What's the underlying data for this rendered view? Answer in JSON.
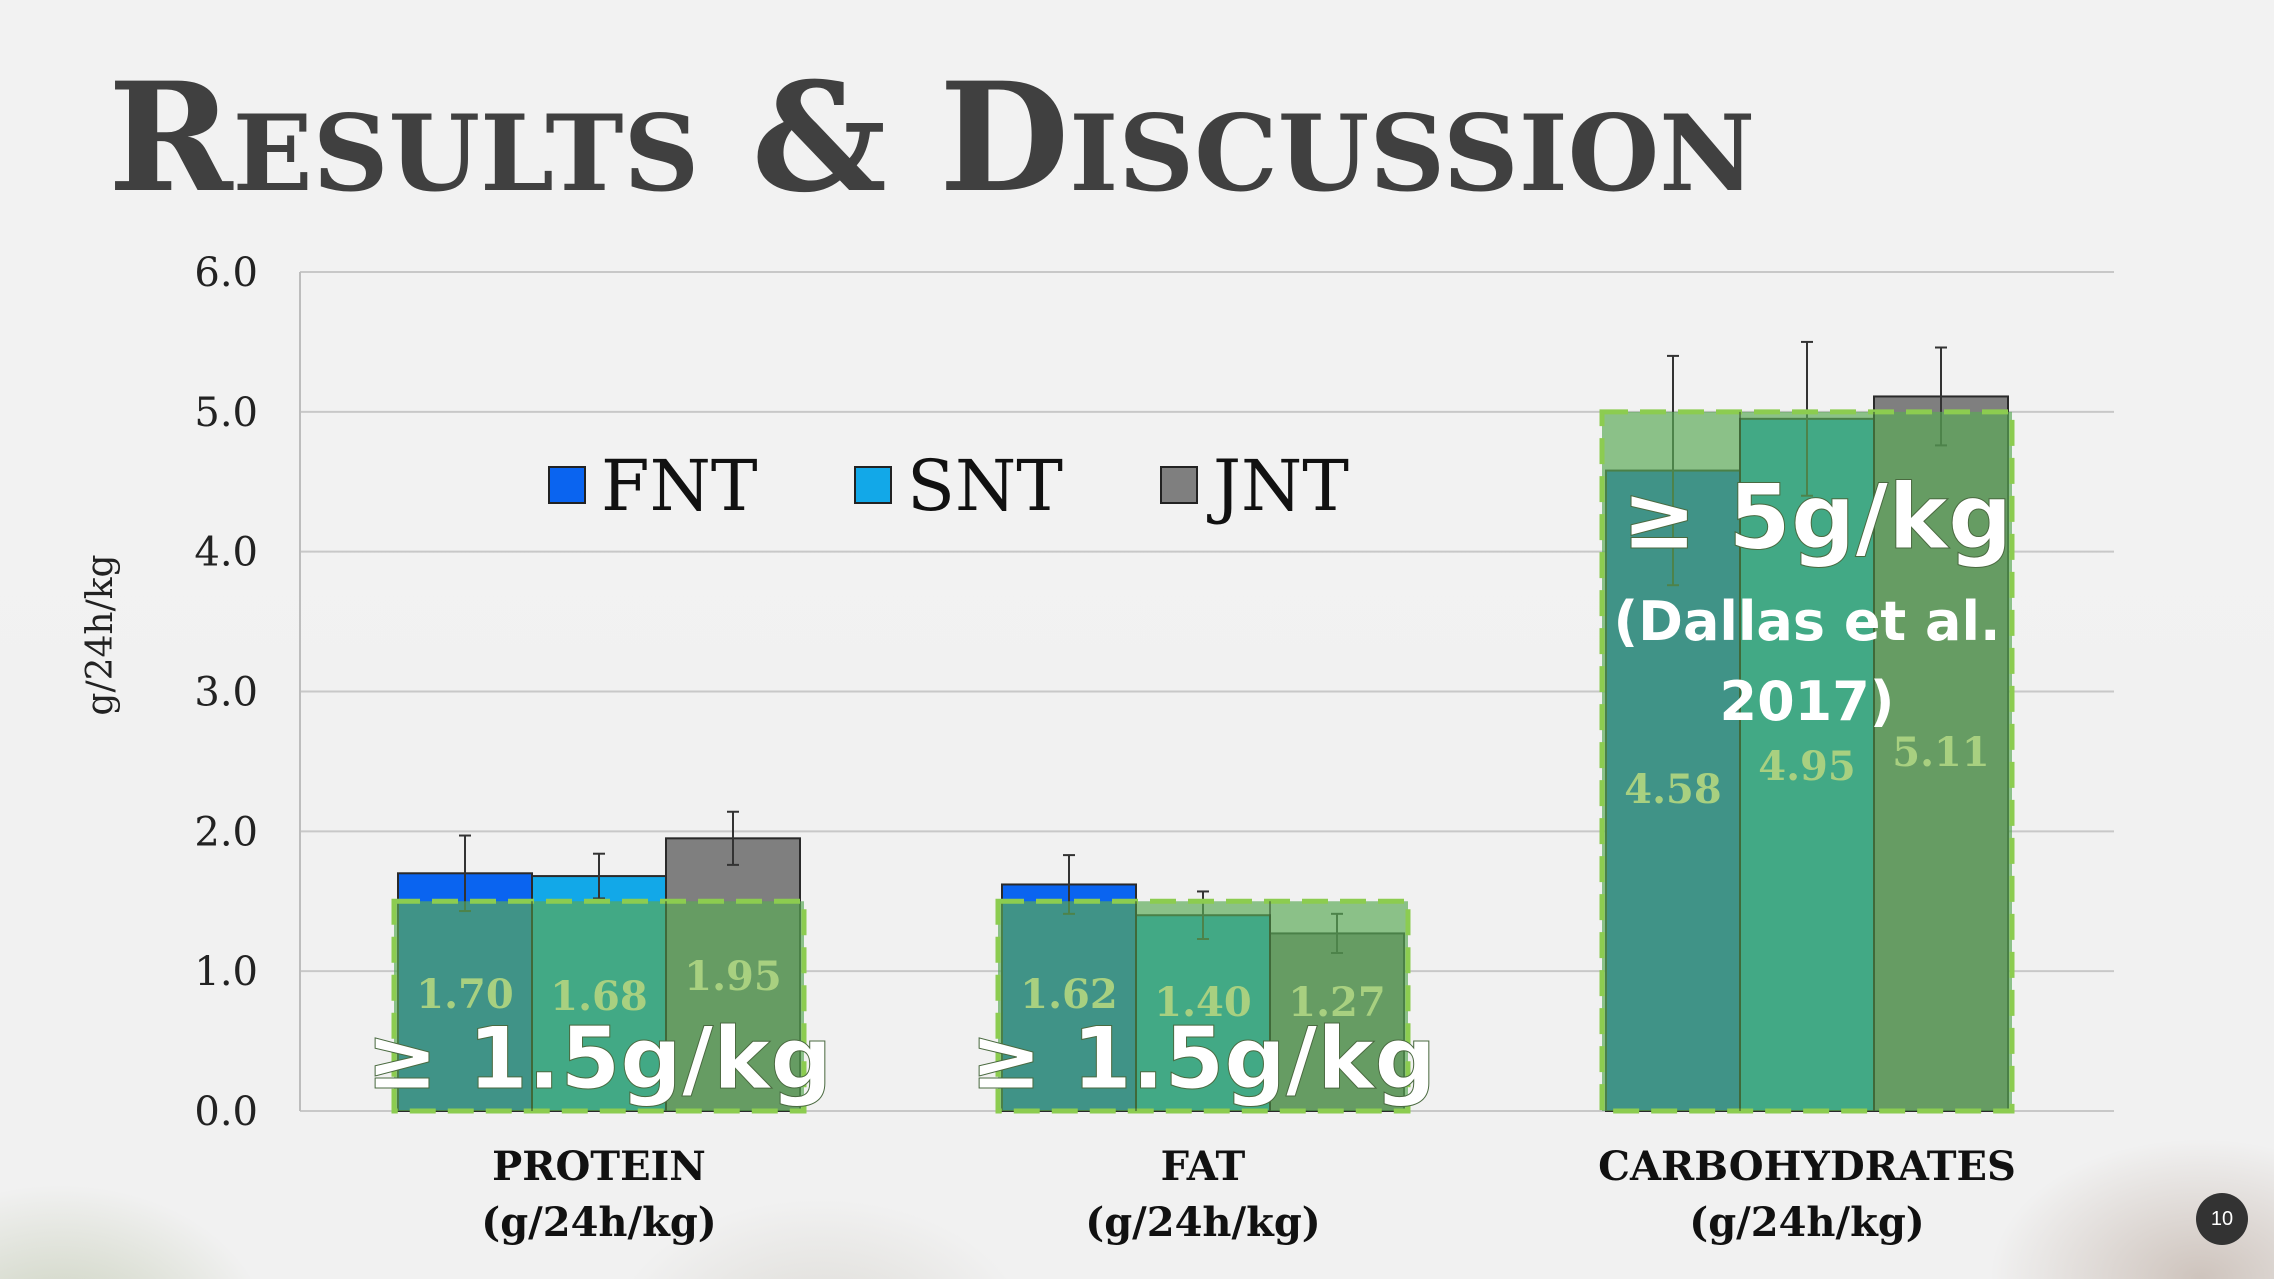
{
  "title": "Results & Discussion",
  "page_number": "10",
  "colors": {
    "FNT": "#0a64f0",
    "SNT": "#12a8e8",
    "JNT": "#7f7f7f",
    "overlay_fill": "#5aaa55",
    "overlay_border": "#8ccc50",
    "label_color": "#a8d080"
  },
  "chart_data": {
    "type": "bar",
    "ylabel": "g/24h/kg",
    "ylim": [
      0,
      6
    ],
    "yticks": [
      "0.0",
      "1.0",
      "2.0",
      "3.0",
      "4.0",
      "5.0",
      "6.0"
    ],
    "legend_position": "top-center",
    "grid": true,
    "categories": [
      {
        "line1": "PROTEIN",
        "line2": "(g/24h/kg)"
      },
      {
        "line1": "FAT",
        "line2": "(g/24h/kg)"
      },
      {
        "line1": "CARBOHYDRATES",
        "line2": "(g/24h/kg)"
      }
    ],
    "series": [
      {
        "name": "FNT",
        "values": [
          1.7,
          1.62,
          4.58
        ],
        "labels": [
          "1.70",
          "1.62",
          "4.58"
        ],
        "error": [
          0.27,
          0.21,
          0.82
        ]
      },
      {
        "name": "SNT",
        "values": [
          1.68,
          1.4,
          4.95
        ],
        "labels": [
          "1.68",
          "1.40",
          "4.95"
        ],
        "error": [
          0.16,
          0.17,
          0.55
        ]
      },
      {
        "name": "JNT",
        "values": [
          1.95,
          1.27,
          5.11
        ],
        "labels": [
          "1.95",
          "1.27",
          "5.11"
        ],
        "error": [
          0.19,
          0.14,
          0.35
        ]
      }
    ],
    "annotations": [
      {
        "category_index": 0,
        "threshold": 1.5,
        "text": "≥ 1.5g/kg"
      },
      {
        "category_index": 1,
        "threshold": 1.5,
        "text": "≥ 1.5g/kg"
      },
      {
        "category_index": 2,
        "threshold": 5.0,
        "text": "≥ 5g/kg",
        "sub_line1": "(Dallas et al.",
        "sub_line2": "2017)"
      }
    ]
  }
}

# # # #

* **How to complete this task**:
In the copy, include no pictures; otherwise transcribe the entries exactly.

* **Exercise answer**:
What's the underlying data for this rendered view? Answer in JSON.
{
  "title": "Results & Discussion",
  "page_number": "10",
  "colors": {
    "FNT": "#0a64f0",
    "SNT": "#12a8e8",
    "JNT": "#7f7f7f",
    "overlay_fill": "#5aaa55",
    "overlay_border": "#8ccc50",
    "label_color": "#a8d080"
  },
  "chart_data": {
    "type": "bar",
    "ylabel": "g/24h/kg",
    "ylim": [
      0,
      6
    ],
    "yticks": [
      "0.0",
      "1.0",
      "2.0",
      "3.0",
      "4.0",
      "5.0",
      "6.0"
    ],
    "legend_position": "top-center",
    "grid": true,
    "categories": [
      {
        "line1": "PROTEIN",
        "line2": "(g/24h/kg)"
      },
      {
        "line1": "FAT",
        "line2": "(g/24h/kg)"
      },
      {
        "line1": "CARBOHYDRATES",
        "line2": "(g/24h/kg)"
      }
    ],
    "series": [
      {
        "name": "FNT",
        "values": [
          1.7,
          1.62,
          4.58
        ],
        "labels": [
          "1.70",
          "1.62",
          "4.58"
        ],
        "error": [
          0.27,
          0.21,
          0.82
        ]
      },
      {
        "name": "SNT",
        "values": [
          1.68,
          1.4,
          4.95
        ],
        "labels": [
          "1.68",
          "1.40",
          "4.95"
        ],
        "error": [
          0.16,
          0.17,
          0.55
        ]
      },
      {
        "name": "JNT",
        "values": [
          1.95,
          1.27,
          5.11
        ],
        "labels": [
          "1.95",
          "1.27",
          "5.11"
        ],
        "error": [
          0.19,
          0.14,
          0.35
        ]
      }
    ],
    "annotations": [
      {
        "category_index": 0,
        "threshold": 1.5,
        "text": "≥ 1.5g/kg"
      },
      {
        "category_index": 1,
        "threshold": 1.5,
        "text": "≥ 1.5g/kg"
      },
      {
        "category_index": 2,
        "threshold": 5.0,
        "text": "≥ 5g/kg",
        "sub_line1": "(Dallas et al.",
        "sub_line2": "2017)"
      }
    ]
  }
}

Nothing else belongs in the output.